Set each entry down verbatim, omitting images.
━━━━━ PROVIDED INFORMATION ━━━━━
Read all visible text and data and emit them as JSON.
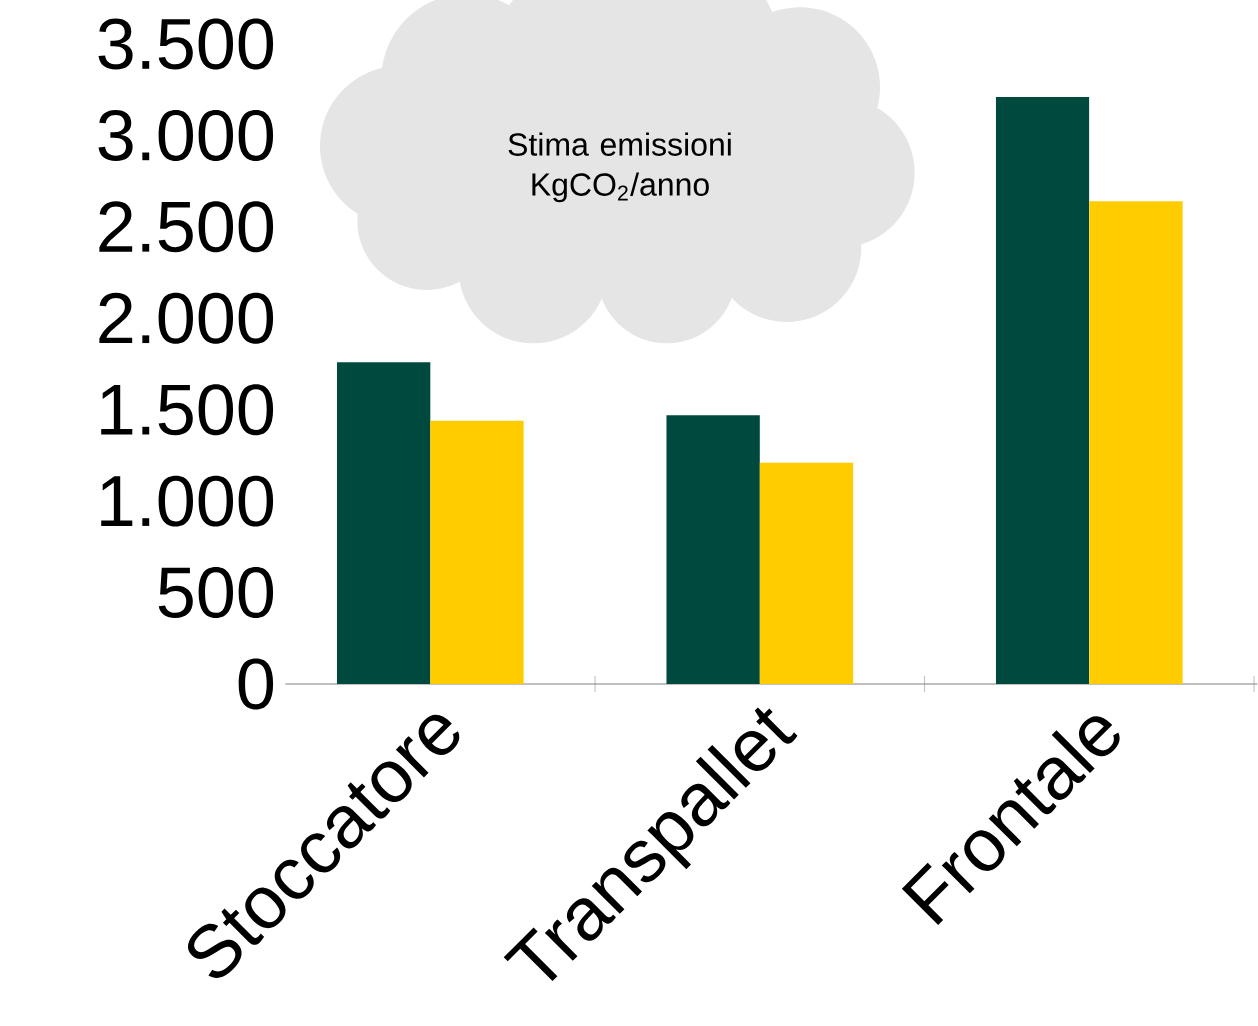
{
  "chart_data": {
    "type": "bar",
    "categories": [
      "Stoccatore",
      "Transpallet",
      "Frontale"
    ],
    "series": [
      {
        "color": "#00493f",
        "values": [
          1760,
          1470,
          3210
        ]
      },
      {
        "color": "#ffcc00",
        "values": [
          1440,
          1210,
          2640
        ]
      }
    ],
    "ylim": [
      0,
      3500
    ],
    "yticks": [
      0,
      500,
      {
        "value": 1000,
        "label": "1.000"
      },
      {
        "value": 1500,
        "label": "1.500"
      },
      {
        "value": 2000,
        "label": "2.000"
      },
      {
        "value": 2500,
        "label": "2.500"
      },
      {
        "value": 3000,
        "label": "3.000"
      },
      {
        "value": 3500,
        "label": "3.500"
      }
    ],
    "annotations": [
      "Stima  emissioni KgCO$_{2}$/anno"
    ],
    "grid": false
  }
}
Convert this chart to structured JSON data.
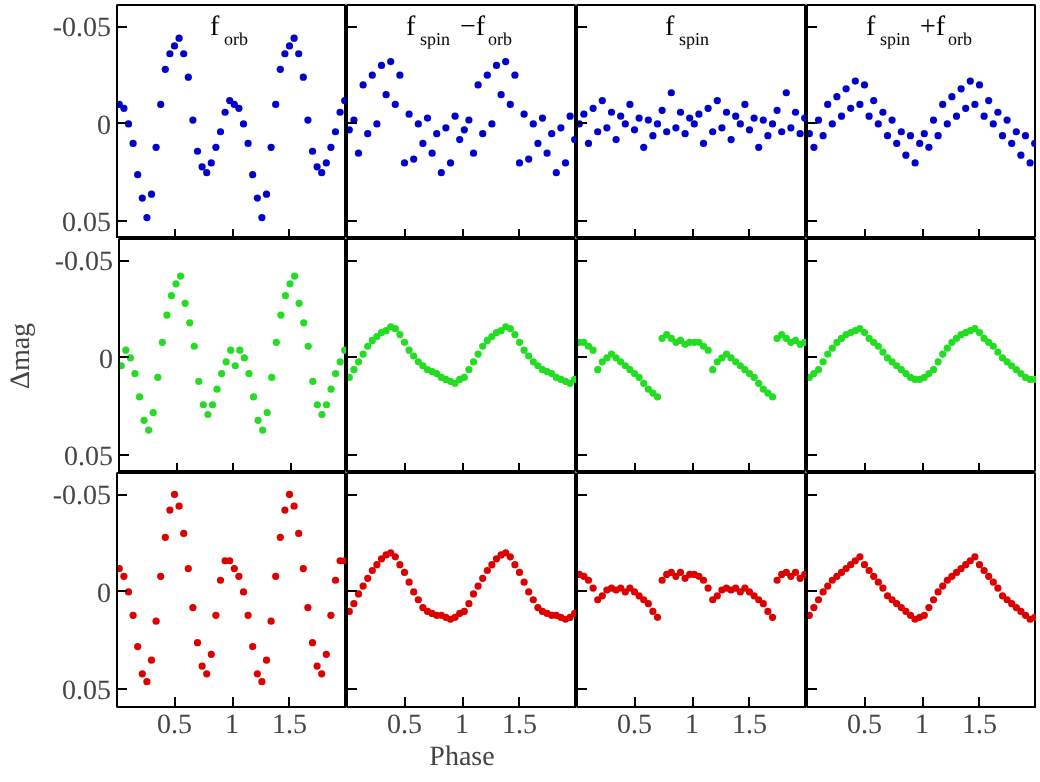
━━━━━
## REPLY
Read all visible text and data and emit them as JSON.
{
  "chart_data": {
    "type": "bar",
    "categories": [
      "Stoccatore",
      "Transpallet",
      "Frontale"
    ],
    "series": [
      {
        "color": "#00493f",
        "values": [
          1760,
          1470,
          3210
        ]
      },
      {
        "color": "#ffcc00",
        "values": [
          1440,
          1210,
          2640
        ]
      }
    ],
    "ylim": [
      0,
      3500
    ],
    "yticks": [
      0,
      500,
      {
        "value": 1000,
        "label": "1.000"
      },
      {
        "value": 1500,
        "label": "1.500"
      },
      {
        "value": 2000,
        "label": "2.000"
      },
      {
        "value": 2500,
        "label": "2.500"
      },
      {
        "value": 3000,
        "label": "3.000"
      },
      {
        "value": 3500,
        "label": "3.500"
      }
    ],
    "annotations": [
      "Stima  emissioni KgCO$_{2}$/anno"
    ],
    "grid": false
  }
}
Convert this chart to structured JSON data.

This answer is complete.